Exercise instructions: Copy the data exactly; pictures stay out of the copy.

Supplied data:
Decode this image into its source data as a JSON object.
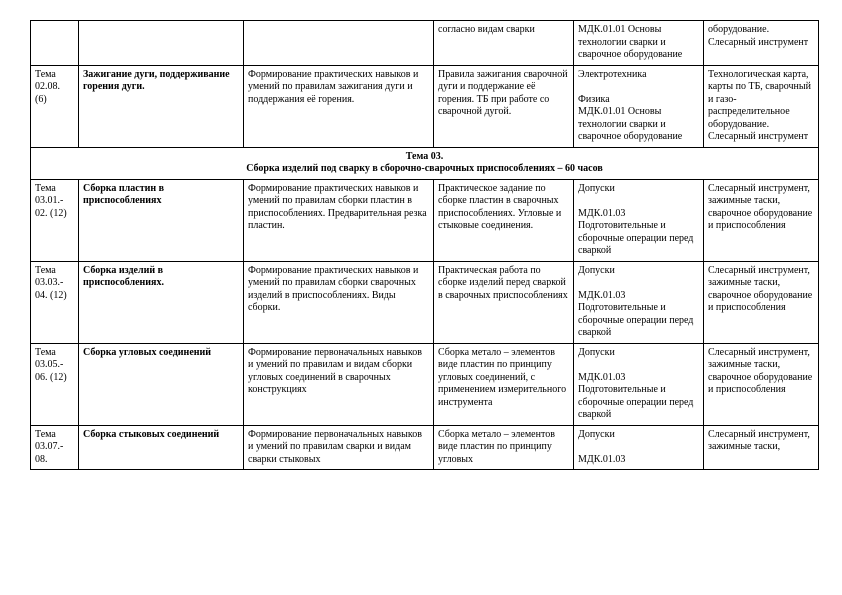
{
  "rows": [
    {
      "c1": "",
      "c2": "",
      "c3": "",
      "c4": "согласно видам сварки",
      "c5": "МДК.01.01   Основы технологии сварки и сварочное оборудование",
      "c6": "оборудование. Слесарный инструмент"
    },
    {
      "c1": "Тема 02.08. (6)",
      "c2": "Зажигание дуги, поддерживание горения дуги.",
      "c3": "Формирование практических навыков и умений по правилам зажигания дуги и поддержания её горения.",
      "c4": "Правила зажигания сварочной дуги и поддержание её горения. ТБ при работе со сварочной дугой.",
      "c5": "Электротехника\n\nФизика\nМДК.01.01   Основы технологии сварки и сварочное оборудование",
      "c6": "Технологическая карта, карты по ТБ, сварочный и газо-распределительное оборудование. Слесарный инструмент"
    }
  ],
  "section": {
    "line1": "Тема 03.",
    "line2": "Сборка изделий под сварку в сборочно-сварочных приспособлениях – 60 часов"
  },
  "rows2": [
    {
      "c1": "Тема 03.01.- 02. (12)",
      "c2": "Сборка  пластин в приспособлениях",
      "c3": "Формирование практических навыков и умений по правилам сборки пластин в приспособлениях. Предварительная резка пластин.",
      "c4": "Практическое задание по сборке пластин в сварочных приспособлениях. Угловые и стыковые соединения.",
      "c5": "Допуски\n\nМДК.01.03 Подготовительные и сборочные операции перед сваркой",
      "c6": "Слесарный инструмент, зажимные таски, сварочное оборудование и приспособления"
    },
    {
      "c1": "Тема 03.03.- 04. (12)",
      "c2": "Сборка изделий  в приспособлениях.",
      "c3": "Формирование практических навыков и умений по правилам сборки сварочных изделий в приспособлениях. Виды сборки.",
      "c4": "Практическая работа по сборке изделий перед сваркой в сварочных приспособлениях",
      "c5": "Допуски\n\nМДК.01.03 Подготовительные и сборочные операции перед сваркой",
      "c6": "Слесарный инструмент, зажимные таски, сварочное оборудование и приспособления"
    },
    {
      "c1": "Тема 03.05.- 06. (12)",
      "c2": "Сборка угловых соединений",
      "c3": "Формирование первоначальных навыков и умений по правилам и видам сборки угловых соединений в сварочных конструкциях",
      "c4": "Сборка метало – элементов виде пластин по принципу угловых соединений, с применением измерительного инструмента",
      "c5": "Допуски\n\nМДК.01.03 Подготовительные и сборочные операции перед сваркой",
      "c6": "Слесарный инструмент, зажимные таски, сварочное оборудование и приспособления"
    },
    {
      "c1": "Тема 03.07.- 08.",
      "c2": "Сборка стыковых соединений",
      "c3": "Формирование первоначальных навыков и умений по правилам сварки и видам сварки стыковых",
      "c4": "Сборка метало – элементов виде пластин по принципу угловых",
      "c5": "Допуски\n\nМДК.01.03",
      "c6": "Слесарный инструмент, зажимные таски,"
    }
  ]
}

Finished answer:
Decode this image into its source data as a JSON object.
{
  "rows": [
    {
      "c1": "",
      "c2": "",
      "c3": "",
      "c4": "согласно видам сварки",
      "c5": "МДК.01.01   Основы технологии сварки и сварочное оборудование",
      "c6": "оборудование. Слесарный инструмент"
    },
    {
      "c1": "Тема 02.08. (6)",
      "c2": "Зажигание дуги, поддерживание горения дуги.",
      "c3": "Формирование практических навыков и умений по правилам зажигания дуги и поддержания её горения.",
      "c4": "Правила зажигания сварочной дуги и поддержание её горения. ТБ при работе со сварочной дугой.",
      "c5": "Электротехника\n\nФизика\nМДК.01.01   Основы технологии сварки и сварочное оборудование",
      "c6": "Технологическая карта, карты по ТБ, сварочный и газо-распределительное оборудование. Слесарный инструмент"
    }
  ],
  "section": {
    "line1": "Тема 03.",
    "line2": "Сборка изделий под сварку в сборочно-сварочных приспособлениях – 60 часов"
  },
  "rows2": [
    {
      "c1": "Тема 03.01.- 02. (12)",
      "c2": "Сборка  пластин в приспособлениях",
      "c3": "Формирование практических навыков и умений по правилам сборки пластин в приспособлениях. Предварительная резка пластин.",
      "c4": "Практическое задание по сборке пластин в сварочных приспособлениях. Угловые и стыковые соединения.",
      "c5": "Допуски\n\nМДК.01.03 Подготовительные и сборочные операции перед сваркой",
      "c6": "Слесарный инструмент, зажимные таски, сварочное оборудование и приспособления"
    },
    {
      "c1": "Тема 03.03.- 04. (12)",
      "c2": "Сборка изделий  в приспособлениях.",
      "c3": "Формирование практических навыков и умений по правилам сборки сварочных изделий в приспособлениях. Виды сборки.",
      "c4": "Практическая работа по сборке изделий перед сваркой в сварочных приспособлениях",
      "c5": "Допуски\n\nМДК.01.03 Подготовительные и сборочные операции перед сваркой",
      "c6": "Слесарный инструмент, зажимные таски, сварочное оборудование и приспособления"
    },
    {
      "c1": "Тема 03.05.- 06. (12)",
      "c2": "Сборка угловых соединений",
      "c3": "Формирование первоначальных навыков и умений по правилам и видам сборки угловых соединений в сварочных конструкциях",
      "c4": "Сборка метало – элементов виде пластин по принципу угловых соединений, с применением измерительного инструмента",
      "c5": "Допуски\n\nМДК.01.03 Подготовительные и сборочные операции перед сваркой",
      "c6": "Слесарный инструмент, зажимные таски, сварочное оборудование и приспособления"
    },
    {
      "c1": "Тема 03.07.- 08.",
      "c2": "Сборка стыковых соединений",
      "c3": "Формирование первоначальных навыков и умений по правилам сварки и видам сварки стыковых",
      "c4": "Сборка метало – элементов виде пластин по принципу угловых",
      "c5": "Допуски\n\nМДК.01.03",
      "c6": "Слесарный инструмент, зажимные таски,"
    }
  ]
}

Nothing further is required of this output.